## [Objective]
Below are the records. Gather each line that holds "individual".

## [Exercise inputs]
-=-=-=-=-
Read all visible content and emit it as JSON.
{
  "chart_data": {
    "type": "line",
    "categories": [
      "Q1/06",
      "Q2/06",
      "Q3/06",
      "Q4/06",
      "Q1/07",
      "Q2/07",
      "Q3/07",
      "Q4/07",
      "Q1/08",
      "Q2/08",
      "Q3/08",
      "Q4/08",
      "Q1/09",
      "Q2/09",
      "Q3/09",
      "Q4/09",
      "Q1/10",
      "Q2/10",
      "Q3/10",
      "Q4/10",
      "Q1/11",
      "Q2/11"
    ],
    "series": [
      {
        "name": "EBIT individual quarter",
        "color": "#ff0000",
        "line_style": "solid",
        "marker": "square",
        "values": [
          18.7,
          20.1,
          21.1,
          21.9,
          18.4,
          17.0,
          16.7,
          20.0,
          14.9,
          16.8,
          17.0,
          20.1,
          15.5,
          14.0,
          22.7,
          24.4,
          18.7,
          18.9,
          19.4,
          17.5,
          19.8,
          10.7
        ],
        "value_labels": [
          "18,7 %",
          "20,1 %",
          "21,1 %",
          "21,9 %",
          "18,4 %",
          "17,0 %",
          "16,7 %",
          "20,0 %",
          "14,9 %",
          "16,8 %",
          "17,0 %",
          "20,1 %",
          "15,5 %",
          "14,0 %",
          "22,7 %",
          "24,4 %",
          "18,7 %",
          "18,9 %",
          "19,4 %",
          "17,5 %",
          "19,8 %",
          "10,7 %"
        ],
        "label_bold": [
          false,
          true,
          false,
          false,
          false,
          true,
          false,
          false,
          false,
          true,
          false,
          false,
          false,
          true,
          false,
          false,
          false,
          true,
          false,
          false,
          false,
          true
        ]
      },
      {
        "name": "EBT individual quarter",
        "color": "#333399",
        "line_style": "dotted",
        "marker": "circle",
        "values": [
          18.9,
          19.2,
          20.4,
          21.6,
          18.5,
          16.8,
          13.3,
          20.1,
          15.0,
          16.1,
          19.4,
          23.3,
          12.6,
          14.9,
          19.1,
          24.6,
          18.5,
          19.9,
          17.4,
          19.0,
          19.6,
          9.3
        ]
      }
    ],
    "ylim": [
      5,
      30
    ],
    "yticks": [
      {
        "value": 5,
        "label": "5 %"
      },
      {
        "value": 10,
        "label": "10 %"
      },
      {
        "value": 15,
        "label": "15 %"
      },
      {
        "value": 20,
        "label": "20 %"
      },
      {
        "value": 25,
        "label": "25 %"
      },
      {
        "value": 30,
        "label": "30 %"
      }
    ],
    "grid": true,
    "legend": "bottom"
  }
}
-=-=-=-=-
## [Answer to the exercise]
        "name": "EBIT individual quarter",
        "name": "EBT individual quarter",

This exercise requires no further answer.